Raw records:
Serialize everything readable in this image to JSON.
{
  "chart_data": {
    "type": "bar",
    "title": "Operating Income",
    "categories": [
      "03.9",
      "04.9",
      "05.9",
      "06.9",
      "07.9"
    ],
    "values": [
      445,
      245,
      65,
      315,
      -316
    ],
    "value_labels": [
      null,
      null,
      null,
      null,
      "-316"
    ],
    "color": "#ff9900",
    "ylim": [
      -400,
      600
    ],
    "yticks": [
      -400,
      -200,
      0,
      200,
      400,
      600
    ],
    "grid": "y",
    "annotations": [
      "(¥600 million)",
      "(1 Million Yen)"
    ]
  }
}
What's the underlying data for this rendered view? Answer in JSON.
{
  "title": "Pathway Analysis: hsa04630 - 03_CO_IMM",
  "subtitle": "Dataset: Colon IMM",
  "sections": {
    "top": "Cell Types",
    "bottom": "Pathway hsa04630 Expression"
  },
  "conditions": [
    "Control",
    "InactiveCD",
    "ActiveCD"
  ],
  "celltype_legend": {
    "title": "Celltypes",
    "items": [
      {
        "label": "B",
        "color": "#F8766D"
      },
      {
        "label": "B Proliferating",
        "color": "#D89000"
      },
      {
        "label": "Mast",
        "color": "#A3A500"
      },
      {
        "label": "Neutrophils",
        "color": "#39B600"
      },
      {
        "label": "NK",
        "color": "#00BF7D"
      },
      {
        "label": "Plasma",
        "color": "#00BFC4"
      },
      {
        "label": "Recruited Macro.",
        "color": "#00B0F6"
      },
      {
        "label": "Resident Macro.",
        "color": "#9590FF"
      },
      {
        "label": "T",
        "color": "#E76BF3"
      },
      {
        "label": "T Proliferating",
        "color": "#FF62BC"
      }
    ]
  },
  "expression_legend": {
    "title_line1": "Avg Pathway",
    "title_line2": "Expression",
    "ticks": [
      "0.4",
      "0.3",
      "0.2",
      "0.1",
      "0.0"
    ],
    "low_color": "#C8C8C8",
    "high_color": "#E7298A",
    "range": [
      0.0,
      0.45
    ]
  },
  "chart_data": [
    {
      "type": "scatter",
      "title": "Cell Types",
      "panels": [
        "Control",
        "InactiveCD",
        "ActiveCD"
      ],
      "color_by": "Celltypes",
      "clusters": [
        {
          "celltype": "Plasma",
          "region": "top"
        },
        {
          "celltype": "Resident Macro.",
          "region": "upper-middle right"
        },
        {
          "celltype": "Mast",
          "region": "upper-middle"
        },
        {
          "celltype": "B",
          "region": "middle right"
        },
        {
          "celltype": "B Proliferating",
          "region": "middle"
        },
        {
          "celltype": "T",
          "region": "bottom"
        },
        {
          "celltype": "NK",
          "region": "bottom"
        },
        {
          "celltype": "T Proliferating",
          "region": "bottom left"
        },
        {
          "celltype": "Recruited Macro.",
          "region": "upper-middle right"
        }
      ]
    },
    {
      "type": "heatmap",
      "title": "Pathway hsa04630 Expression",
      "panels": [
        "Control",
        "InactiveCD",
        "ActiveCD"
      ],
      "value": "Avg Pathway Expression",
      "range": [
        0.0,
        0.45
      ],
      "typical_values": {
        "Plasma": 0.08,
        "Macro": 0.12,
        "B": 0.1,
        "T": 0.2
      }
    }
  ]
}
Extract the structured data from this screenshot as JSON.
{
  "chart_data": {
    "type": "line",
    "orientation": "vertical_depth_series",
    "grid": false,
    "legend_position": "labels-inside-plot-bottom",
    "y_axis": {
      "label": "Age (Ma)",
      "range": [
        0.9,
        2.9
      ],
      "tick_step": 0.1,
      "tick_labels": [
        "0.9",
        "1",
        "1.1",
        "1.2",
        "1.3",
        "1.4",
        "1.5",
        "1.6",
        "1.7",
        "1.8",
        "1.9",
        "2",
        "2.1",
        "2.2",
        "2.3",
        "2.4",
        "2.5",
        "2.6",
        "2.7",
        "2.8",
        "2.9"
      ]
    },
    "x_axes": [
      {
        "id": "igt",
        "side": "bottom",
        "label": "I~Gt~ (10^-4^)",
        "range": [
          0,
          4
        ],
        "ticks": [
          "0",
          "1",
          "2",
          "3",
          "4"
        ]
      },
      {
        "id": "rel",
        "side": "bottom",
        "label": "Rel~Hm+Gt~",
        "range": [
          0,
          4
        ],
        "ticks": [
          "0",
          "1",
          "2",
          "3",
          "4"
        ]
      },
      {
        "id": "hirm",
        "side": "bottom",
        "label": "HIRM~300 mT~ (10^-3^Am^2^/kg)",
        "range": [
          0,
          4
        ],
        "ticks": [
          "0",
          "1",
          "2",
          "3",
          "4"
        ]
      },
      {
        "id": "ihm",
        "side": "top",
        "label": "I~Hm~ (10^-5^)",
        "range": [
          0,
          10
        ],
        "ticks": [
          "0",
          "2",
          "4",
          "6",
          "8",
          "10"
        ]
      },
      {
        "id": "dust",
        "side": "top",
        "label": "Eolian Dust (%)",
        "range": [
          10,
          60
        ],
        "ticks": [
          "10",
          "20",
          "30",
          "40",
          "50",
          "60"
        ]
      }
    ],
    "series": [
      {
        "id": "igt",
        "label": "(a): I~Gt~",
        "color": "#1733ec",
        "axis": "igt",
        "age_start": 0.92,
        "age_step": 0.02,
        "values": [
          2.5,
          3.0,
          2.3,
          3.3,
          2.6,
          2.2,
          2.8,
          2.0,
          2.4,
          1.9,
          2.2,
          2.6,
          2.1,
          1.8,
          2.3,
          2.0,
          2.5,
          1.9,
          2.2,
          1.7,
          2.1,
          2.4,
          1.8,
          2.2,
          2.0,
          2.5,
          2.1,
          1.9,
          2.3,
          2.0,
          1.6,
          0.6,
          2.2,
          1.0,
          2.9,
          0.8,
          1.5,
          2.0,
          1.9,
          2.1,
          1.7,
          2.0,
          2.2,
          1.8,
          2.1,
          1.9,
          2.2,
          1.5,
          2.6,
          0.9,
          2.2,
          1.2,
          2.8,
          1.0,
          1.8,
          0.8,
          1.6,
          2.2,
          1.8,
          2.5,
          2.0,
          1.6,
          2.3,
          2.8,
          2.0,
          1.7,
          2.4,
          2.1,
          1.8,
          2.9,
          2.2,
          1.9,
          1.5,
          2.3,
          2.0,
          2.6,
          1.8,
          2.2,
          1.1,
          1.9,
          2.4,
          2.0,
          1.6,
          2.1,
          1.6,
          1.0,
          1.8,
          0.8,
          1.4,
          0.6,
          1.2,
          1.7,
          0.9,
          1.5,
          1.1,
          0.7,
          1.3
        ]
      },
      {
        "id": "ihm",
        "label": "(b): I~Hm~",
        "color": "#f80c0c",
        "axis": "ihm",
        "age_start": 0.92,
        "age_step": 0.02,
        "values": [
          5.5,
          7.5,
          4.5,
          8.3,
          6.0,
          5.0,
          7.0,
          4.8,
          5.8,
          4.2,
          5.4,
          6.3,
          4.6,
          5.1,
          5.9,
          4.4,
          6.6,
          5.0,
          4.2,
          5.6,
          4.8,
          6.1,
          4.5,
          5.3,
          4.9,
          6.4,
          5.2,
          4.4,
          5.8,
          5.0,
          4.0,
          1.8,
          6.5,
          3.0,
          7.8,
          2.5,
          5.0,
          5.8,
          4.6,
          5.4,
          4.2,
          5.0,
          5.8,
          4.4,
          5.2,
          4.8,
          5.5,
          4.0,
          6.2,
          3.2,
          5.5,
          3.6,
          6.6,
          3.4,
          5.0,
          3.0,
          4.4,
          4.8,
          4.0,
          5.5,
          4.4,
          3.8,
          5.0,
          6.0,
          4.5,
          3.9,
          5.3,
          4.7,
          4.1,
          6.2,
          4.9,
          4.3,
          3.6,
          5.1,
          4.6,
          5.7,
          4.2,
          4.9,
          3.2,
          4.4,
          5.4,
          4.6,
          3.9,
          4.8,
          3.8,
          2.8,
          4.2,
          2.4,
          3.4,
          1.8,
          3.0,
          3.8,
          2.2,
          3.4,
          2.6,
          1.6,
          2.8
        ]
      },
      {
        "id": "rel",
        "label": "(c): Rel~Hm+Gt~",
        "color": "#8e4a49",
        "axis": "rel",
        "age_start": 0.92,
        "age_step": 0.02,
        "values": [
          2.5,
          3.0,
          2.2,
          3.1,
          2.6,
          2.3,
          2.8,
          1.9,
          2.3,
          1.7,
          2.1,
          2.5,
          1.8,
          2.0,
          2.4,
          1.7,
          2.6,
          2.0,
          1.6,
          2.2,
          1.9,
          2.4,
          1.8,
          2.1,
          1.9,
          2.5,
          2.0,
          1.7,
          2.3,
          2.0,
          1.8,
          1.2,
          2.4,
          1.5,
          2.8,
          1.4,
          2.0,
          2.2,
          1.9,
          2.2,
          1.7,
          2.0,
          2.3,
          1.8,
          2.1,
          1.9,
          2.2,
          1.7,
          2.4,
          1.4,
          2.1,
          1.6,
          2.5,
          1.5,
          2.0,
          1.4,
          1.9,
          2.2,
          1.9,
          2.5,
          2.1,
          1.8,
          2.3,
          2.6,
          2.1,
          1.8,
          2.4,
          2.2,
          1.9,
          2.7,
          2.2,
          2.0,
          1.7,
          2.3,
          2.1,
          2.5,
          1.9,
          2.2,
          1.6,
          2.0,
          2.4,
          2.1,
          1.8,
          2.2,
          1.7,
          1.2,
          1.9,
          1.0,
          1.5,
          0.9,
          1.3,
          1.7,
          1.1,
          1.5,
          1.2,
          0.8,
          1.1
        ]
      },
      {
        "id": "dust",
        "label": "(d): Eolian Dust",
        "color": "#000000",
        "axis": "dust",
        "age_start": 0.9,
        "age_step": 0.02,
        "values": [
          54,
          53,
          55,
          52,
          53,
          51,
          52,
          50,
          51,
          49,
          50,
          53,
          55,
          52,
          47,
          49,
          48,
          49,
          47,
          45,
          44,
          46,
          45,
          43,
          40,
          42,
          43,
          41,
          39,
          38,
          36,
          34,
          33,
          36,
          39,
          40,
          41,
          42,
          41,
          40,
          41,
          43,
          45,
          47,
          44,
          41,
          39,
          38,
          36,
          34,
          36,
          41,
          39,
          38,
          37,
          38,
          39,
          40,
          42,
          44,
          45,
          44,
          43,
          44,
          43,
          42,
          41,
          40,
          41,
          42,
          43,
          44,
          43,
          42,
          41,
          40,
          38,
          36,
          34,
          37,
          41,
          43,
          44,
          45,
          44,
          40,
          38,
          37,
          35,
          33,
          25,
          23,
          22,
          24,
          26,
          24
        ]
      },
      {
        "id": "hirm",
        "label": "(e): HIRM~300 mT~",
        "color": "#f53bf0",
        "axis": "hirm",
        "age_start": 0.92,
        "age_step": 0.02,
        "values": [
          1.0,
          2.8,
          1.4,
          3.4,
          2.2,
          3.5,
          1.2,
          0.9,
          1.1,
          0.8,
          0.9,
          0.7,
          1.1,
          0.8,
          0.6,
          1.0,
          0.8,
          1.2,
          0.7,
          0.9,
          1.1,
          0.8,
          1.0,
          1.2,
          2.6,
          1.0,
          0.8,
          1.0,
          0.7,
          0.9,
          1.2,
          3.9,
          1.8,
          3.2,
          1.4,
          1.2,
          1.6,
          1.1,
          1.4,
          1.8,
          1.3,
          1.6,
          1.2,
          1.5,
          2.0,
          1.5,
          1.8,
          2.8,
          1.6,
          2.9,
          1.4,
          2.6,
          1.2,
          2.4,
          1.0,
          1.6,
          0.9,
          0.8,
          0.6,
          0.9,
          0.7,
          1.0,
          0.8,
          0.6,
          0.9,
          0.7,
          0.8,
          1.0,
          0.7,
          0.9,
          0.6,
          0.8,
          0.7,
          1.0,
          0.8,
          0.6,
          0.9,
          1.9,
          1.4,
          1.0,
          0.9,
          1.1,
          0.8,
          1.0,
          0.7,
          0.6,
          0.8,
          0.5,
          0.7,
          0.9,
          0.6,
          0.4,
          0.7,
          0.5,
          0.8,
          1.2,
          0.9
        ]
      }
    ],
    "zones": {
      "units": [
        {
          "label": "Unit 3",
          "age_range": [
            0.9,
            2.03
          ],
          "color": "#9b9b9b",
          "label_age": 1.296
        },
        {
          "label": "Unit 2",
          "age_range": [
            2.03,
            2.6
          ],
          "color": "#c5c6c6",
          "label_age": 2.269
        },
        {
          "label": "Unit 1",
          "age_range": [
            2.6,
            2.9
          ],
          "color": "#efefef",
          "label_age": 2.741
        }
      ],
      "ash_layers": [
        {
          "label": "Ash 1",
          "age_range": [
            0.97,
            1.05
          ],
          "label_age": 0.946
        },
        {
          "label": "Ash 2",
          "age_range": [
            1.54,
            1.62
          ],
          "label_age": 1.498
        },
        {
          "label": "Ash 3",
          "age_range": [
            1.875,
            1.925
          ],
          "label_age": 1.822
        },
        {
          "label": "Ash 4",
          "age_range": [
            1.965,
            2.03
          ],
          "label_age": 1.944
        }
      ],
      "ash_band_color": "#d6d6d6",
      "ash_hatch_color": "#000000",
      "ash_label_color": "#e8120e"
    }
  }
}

Your task:
Select from the material above each line in which the string "Celltypes" appears, and list those lines.

Task answer:
    "title": "Celltypes",
      "color_by": "Celltypes",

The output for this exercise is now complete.